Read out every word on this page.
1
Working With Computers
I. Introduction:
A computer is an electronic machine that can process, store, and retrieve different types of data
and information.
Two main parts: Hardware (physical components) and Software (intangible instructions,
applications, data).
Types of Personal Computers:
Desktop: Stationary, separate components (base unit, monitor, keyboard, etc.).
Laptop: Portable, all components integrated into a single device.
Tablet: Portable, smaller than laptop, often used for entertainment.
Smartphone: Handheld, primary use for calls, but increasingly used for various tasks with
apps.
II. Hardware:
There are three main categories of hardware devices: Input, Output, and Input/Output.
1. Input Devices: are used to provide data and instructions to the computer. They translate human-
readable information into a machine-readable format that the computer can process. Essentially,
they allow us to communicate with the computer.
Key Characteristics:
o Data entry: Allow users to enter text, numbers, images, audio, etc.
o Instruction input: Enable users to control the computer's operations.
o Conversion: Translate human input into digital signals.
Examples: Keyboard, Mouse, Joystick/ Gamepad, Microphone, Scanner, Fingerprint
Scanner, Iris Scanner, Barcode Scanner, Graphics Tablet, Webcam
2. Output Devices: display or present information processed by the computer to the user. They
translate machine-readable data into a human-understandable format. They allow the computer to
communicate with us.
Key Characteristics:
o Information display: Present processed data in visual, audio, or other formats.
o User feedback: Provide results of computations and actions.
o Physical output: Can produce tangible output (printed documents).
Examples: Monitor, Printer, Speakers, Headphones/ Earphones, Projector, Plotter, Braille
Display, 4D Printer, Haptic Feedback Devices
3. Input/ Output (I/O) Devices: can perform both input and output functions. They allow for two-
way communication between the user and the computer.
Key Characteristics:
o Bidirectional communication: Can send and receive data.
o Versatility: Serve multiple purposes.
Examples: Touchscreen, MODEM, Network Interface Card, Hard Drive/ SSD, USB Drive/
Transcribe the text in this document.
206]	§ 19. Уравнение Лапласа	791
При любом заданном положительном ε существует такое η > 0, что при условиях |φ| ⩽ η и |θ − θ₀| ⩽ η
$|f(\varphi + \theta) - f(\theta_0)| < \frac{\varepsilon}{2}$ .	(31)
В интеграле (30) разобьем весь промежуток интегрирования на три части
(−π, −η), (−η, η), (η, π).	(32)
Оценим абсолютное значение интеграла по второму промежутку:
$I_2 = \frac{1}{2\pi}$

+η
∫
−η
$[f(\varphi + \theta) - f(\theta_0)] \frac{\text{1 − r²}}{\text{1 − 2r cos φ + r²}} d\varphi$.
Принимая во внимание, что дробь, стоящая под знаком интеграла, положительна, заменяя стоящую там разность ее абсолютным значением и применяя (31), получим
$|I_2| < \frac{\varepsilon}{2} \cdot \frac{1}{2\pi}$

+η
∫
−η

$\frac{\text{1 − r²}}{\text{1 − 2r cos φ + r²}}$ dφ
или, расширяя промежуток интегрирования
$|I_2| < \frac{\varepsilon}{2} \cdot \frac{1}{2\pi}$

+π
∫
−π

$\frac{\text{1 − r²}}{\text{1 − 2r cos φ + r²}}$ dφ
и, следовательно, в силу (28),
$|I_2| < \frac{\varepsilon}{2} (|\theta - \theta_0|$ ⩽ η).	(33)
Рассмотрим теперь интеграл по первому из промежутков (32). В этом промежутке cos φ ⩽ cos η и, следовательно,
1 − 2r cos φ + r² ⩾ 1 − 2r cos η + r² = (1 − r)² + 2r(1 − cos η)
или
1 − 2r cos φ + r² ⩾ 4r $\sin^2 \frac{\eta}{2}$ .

**What you will do**
Copy out the whole listing exactly; please set it all down.

**Written solution**
Read out every word on this page.
1
Working With Computers
I. Introduction:
A computer is an electronic machine that can process, store, and retrieve different types of data
and information.
Two main parts: Hardware (physical components) and Software (intangible instructions,
applications, data).
Types of Personal Computers:
Desktop: Stationary, separate components (base unit, monitor, keyboard, etc.).
Laptop: Portable, all components integrated into a single device.
Tablet: Portable, smaller than laptop, often used for entertainment.
Smartphone: Handheld, primary use for calls, but increasingly used for various tasks with
apps.
II. Hardware:
There are three main categories of hardware devices: Input, Output, and Input/Output.
1. Input Devices: are used to provide data and instructions to the computer. They translate human-
readable information into a machine-readable format that the computer can process. Essentially,
they allow us to communicate with the computer.
Key Characteristics:
o Data entry: Allow users to enter text, numbers, images, audio, etc.
o Instruction input: Enable users to control the computer's operations.
o Conversion: Translate human input into digital signals.
Examples: Keyboard, Mouse, Joystick/ Gamepad, Microphone, Scanner, Fingerprint
Scanner, Iris Scanner, Barcode Scanner, Graphics Tablet, Webcam
2. Output Devices: display or present information processed by the computer to the user. They
translate machine-readable data into a human-understandable format. They allow the computer to
communicate with us.
Key Characteristics:
o Information display: Present processed data in visual, audio, or other formats.
o User feedback: Provide results of computations and actions.
o Physical output: Can produce tangible output (printed documents).
Examples: Monitor, Printer, Speakers, Headphones/ Earphones, Projector, Plotter, Braille
Display, 4D Printer, Haptic Feedback Devices
3. Input/ Output (I/O) Devices: can perform both input and output functions. They allow for two-
way communication between the user and the computer.
Key Characteristics:
o Bidirectional communication: Can send and receive data.
o Versatility: Serve multiple purposes.
Examples: Touchscreen, MODEM, Network Interface Card, Hard Drive/ SSD, USB Drive/
Transcribe the text in this document.
206]	§ 19. Уравнение Лапласа	791
При любом заданном положительном ε существует такое η > 0, что при условиях |φ| ⩽ η и |θ − θ₀| ⩽ η
$|f(\varphi + \theta) - f(\theta_0)| < \frac{\varepsilon}{2}$ .	(31)
В интеграле (30) разобьем весь промежуток интегрирования на три части
(−π, −η), (−η, η), (η, π).	(32)
Оценим абсолютное значение интеграла по второму промежутку:
$I_2 = \frac{1}{2\pi}$

+η
∫
−η
$[f(\varphi + \theta) - f(\theta_0)] \frac{\text{1 − r²}}{\text{1 − 2r cos φ + r²}} d\varphi$.
Принимая во внимание, что дробь, стоящая под знаком интеграла, положительна, заменяя стоящую там разность ее абсолютным значением и применяя (31), получим
$|I_2| < \frac{\varepsilon}{2} \cdot \frac{1}{2\pi}$

+η
∫
−η

$\frac{\text{1 − r²}}{\text{1 − 2r cos φ + r²}}$ dφ
или, расширяя промежуток интегрирования
$|I_2| < \frac{\varepsilon}{2} \cdot \frac{1}{2\pi}$

+π
∫
−π

$\frac{\text{1 − r²}}{\text{1 − 2r cos φ + r²}}$ dφ
и, следовательно, в силу (28),
$|I_2| < \frac{\varepsilon}{2} (|\theta - \theta_0|$ ⩽ η).	(33)
Рассмотрим теперь интеграл по первому из промежутков (32). В этом промежутке cos φ ⩽ cos η и, следовательно,
1 − 2r cos φ + r² ⩾ 1 − 2r cos η + r² = (1 − r)² + 2r(1 − cos η)
или
1 − 2r cos φ + r² ⩾ 4r $\sin^2 \frac{\eta}{2}$ .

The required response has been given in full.